_SET TASK_: Find every line in the records below that contains the word "data", and copy each such line.

※

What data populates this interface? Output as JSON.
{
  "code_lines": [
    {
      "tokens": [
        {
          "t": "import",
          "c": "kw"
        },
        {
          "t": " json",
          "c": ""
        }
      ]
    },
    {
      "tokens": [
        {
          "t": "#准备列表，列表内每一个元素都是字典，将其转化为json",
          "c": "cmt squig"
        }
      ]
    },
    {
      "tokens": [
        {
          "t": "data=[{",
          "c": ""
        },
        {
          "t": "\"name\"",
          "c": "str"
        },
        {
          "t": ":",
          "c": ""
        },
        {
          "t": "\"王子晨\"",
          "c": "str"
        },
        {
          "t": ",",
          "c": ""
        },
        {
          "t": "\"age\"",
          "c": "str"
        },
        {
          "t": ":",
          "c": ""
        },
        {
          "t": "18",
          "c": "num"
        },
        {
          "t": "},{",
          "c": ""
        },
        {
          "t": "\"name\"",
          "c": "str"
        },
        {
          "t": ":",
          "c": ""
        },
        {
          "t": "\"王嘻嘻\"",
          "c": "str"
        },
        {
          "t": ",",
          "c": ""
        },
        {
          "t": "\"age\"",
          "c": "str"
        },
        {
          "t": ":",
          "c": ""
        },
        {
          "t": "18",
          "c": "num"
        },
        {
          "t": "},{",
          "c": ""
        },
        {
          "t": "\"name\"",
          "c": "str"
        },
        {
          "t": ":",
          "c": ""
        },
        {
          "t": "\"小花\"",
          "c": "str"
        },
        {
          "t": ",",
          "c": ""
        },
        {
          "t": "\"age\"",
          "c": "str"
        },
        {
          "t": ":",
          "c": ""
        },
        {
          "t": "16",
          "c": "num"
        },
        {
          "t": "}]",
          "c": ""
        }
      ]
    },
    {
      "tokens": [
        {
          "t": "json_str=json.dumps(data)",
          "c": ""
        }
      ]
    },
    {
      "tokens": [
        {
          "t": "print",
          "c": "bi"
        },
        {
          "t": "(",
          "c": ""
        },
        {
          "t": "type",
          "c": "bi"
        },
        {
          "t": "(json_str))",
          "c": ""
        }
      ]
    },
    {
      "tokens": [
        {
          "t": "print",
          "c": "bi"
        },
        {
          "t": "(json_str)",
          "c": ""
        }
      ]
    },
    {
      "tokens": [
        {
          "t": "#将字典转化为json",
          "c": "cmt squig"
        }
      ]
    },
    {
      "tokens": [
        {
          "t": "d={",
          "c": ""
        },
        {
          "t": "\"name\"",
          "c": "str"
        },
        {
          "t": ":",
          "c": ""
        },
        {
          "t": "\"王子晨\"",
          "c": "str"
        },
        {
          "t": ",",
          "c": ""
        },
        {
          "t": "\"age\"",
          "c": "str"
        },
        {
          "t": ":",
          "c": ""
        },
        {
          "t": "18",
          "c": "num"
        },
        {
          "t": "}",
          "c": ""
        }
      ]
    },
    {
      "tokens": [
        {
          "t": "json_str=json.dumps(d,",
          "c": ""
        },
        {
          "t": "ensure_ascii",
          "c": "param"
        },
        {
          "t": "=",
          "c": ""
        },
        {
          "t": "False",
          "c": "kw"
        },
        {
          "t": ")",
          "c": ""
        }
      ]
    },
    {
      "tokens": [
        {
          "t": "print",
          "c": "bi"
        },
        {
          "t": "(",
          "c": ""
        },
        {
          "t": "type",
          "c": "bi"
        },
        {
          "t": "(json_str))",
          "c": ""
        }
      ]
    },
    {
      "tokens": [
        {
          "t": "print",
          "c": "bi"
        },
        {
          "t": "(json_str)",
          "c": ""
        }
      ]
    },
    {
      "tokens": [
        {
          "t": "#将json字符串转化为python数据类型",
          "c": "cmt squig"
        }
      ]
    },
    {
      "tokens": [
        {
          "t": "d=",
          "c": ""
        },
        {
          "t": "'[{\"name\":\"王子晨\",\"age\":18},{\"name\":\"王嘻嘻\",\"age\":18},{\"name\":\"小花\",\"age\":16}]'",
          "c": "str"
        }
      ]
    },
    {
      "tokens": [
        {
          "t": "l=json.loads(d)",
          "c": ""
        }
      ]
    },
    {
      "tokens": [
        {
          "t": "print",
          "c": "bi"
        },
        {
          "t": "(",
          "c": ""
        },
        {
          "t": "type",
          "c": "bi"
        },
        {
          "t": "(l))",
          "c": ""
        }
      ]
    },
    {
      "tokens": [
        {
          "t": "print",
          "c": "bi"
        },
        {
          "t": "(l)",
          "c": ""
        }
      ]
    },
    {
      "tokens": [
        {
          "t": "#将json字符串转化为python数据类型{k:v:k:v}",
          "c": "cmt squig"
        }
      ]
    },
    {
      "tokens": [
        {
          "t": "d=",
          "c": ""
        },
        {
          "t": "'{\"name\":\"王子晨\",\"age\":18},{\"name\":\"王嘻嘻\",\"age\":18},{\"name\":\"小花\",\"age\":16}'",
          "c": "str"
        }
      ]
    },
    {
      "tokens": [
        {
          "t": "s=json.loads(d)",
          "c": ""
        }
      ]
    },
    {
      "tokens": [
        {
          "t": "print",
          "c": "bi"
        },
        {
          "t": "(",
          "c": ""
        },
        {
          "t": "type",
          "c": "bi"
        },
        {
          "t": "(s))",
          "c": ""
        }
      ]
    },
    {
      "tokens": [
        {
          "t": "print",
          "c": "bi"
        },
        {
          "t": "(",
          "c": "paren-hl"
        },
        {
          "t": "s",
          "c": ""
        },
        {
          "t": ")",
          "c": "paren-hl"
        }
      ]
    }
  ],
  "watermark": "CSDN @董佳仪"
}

※

_ANSWER BELOW_:
What data populates this interface? Output as JSON.
          "t": "data=[{",
          "t": "json_str=json.dumps(data)",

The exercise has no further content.